> _Exercise brief_:
Pull every line containing the word "title" from the records.

** start of Provided data **

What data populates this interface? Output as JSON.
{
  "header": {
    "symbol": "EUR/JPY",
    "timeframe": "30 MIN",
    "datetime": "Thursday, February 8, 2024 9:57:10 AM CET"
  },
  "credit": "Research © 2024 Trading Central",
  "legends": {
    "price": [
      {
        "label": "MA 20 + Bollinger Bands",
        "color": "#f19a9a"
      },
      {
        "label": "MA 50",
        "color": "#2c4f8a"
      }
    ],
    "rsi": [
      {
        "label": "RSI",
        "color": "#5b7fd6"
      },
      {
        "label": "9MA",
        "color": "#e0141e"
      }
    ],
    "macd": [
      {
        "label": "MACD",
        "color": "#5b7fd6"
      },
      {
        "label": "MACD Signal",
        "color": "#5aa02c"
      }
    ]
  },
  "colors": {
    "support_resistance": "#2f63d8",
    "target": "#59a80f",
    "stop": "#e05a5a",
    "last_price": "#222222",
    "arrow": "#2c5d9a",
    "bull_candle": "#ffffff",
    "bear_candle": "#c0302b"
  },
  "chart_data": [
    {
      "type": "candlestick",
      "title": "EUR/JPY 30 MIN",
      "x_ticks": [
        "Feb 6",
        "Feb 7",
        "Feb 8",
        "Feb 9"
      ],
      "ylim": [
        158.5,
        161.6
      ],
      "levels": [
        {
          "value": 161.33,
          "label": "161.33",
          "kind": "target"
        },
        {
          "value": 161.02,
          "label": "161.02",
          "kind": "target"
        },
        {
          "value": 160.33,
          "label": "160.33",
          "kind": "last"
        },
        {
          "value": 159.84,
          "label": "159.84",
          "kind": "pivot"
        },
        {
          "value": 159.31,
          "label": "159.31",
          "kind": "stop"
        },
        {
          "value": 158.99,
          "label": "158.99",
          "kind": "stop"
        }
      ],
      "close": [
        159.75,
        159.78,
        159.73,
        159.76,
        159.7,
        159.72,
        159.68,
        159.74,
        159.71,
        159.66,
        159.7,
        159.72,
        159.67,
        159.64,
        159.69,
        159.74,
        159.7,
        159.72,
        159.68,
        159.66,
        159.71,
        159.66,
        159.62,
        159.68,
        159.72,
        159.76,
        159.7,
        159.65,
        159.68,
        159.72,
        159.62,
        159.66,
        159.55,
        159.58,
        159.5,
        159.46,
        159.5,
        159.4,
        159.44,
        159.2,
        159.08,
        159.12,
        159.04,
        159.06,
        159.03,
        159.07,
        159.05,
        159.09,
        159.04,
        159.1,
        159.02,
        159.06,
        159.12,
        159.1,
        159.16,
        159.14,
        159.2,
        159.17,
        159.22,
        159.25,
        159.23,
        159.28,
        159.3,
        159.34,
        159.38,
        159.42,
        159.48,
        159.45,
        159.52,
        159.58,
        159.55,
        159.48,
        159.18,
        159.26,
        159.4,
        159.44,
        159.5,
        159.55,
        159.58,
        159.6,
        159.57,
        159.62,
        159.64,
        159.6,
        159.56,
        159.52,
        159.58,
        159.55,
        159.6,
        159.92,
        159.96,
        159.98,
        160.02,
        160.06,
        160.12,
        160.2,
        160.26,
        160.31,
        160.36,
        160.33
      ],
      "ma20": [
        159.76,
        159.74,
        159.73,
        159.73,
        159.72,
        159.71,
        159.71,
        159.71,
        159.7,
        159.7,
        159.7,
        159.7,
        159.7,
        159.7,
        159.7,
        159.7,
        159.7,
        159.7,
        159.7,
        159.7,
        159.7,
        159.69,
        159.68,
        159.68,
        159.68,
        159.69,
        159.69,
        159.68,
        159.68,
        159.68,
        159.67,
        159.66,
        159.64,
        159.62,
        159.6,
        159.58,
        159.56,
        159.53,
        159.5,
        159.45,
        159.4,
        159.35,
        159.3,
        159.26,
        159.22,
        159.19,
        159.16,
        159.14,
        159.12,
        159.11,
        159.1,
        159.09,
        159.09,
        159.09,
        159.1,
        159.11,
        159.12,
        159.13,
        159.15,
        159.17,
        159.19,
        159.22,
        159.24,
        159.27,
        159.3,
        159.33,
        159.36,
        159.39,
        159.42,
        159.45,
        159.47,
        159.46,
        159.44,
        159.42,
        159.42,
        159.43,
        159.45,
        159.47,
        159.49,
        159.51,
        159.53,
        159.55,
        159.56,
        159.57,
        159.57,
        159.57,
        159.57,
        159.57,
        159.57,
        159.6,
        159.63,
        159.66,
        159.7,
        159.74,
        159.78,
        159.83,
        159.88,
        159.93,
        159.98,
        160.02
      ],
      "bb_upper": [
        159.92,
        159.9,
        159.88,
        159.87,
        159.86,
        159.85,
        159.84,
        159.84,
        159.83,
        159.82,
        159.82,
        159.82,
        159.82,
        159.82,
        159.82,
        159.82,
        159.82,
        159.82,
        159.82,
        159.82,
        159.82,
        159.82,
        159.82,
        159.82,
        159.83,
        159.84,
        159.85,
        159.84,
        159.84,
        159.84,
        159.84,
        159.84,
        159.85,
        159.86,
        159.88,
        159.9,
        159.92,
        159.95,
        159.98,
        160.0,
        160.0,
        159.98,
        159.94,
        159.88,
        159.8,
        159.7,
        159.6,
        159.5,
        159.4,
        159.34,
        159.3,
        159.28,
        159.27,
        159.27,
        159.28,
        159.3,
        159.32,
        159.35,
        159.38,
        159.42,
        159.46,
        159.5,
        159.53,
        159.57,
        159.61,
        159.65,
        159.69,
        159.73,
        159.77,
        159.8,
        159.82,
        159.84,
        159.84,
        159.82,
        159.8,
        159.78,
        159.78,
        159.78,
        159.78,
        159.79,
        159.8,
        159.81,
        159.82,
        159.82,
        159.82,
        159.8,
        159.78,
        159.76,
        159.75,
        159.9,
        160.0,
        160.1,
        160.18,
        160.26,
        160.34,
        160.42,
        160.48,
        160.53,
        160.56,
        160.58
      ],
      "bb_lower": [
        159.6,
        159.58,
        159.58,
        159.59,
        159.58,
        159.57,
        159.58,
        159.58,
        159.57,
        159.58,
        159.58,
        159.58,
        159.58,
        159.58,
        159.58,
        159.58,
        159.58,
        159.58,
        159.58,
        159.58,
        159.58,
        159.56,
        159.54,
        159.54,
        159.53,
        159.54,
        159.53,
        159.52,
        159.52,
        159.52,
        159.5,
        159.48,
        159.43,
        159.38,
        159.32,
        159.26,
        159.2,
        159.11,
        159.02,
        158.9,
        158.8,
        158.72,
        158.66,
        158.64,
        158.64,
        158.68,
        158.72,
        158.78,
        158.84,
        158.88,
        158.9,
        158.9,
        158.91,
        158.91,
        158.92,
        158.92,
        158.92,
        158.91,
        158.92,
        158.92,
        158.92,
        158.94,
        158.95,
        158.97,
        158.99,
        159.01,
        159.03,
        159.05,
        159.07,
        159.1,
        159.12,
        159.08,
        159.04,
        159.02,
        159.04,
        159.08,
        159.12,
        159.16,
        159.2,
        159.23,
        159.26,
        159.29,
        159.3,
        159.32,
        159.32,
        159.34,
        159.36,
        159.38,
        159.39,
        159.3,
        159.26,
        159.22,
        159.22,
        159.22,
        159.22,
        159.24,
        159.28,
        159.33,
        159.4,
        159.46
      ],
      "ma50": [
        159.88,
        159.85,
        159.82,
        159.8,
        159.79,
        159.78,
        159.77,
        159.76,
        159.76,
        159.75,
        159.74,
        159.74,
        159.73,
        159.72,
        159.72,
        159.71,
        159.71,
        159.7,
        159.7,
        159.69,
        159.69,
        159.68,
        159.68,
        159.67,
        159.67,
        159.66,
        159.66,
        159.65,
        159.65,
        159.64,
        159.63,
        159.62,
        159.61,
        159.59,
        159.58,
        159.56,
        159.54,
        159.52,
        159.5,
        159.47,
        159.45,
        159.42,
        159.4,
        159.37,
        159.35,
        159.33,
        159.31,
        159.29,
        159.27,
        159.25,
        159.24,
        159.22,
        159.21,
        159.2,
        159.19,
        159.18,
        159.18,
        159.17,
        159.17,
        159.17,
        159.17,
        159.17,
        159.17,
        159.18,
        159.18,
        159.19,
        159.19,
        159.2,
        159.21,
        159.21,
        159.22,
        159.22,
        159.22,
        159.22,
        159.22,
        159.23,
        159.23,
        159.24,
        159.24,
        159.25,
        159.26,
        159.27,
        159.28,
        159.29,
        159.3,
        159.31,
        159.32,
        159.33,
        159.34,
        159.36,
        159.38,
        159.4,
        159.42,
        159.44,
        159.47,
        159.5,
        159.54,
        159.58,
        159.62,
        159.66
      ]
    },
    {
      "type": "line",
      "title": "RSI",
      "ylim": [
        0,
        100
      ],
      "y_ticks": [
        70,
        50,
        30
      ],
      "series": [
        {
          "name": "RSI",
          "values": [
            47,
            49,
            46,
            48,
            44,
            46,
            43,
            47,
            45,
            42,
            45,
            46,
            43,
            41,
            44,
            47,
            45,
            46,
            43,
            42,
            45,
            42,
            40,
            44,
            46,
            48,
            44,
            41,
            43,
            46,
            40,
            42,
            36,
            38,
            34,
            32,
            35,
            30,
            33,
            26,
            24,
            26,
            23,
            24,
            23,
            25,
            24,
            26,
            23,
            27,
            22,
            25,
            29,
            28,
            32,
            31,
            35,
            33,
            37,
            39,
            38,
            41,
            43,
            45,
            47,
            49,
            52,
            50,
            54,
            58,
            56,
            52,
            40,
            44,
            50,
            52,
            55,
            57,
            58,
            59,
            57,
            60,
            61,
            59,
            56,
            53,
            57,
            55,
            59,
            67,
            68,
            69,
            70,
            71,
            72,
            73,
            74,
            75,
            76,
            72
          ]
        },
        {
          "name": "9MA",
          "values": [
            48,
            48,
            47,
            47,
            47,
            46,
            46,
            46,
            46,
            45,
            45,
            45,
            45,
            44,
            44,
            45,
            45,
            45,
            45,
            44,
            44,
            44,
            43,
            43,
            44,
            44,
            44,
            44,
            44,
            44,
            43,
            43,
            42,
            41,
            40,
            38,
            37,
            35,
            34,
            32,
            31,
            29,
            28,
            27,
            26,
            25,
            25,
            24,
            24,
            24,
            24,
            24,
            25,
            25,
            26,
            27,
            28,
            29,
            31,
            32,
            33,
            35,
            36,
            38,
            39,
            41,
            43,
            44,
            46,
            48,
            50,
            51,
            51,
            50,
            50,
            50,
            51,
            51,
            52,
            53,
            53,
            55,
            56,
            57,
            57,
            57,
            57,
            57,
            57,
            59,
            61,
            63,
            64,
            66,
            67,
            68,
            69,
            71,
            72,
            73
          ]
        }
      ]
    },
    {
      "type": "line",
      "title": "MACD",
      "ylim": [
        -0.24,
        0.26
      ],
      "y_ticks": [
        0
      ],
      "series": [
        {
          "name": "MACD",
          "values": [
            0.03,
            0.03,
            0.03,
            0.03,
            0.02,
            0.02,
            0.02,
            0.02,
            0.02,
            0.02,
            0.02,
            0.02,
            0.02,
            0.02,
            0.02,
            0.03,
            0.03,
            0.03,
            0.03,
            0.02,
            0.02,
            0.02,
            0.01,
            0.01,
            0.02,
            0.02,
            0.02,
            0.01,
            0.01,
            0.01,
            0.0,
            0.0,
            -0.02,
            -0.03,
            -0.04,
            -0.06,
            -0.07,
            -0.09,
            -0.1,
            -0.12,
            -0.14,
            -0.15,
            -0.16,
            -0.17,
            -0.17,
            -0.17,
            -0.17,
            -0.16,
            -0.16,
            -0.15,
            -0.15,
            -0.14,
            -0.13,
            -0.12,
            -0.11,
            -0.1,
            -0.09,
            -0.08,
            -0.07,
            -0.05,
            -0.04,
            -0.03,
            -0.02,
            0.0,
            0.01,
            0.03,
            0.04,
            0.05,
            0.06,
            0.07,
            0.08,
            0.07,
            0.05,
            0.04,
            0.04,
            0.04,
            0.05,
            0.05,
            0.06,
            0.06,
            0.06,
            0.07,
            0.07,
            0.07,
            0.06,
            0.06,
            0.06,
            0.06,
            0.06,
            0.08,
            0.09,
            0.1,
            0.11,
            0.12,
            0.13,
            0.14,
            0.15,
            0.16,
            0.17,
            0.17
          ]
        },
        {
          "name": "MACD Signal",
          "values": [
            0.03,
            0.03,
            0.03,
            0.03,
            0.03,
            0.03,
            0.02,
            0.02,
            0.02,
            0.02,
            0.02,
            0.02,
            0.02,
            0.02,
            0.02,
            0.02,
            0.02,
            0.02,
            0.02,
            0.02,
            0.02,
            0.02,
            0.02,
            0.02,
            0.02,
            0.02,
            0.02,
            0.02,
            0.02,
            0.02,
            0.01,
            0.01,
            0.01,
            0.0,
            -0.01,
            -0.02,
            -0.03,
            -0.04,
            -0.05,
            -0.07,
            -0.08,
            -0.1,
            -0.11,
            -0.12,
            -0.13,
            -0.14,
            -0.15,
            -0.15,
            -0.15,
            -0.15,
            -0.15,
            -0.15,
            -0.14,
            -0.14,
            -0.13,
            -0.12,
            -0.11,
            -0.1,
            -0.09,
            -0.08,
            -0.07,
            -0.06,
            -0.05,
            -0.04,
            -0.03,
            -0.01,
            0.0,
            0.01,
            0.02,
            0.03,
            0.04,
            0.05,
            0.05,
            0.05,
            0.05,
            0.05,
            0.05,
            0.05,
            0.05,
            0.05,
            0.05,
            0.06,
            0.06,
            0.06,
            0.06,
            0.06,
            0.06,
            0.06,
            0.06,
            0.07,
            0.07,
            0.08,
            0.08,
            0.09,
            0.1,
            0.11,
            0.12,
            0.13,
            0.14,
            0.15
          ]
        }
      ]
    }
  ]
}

** end of Provided data **

> _Solved exercise_:
      "title": "EUR/JPY 30 MIN",
      "title": "RSI",
      "title": "MACD",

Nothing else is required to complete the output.